* _TASK INSTRUCTIONS_: Look through the data for the string "Temperature". Copy every line where it is found.

————————

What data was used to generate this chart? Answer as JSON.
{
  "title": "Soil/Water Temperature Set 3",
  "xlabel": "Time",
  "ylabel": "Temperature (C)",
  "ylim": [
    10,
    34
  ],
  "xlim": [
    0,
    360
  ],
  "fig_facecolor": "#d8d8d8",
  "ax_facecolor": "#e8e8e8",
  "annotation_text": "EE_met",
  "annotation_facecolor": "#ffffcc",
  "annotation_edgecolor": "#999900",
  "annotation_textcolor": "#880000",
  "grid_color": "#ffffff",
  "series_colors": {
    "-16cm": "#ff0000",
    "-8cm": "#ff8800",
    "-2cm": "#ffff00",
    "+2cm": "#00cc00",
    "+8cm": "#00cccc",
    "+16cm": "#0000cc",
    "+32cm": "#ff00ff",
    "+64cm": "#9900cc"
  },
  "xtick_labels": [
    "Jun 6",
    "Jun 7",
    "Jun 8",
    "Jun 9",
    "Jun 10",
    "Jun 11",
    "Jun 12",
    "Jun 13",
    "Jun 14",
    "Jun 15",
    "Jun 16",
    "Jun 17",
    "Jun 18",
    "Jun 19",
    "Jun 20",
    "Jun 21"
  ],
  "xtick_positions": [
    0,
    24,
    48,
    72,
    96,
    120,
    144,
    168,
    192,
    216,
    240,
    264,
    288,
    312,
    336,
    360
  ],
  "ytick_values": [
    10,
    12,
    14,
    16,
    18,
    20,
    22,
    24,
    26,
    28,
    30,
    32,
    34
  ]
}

————————

* _TASK SOLUTION_:
  "title": "Soil/Water Temperature Set 3",
  "ylabel": "Temperature (C)",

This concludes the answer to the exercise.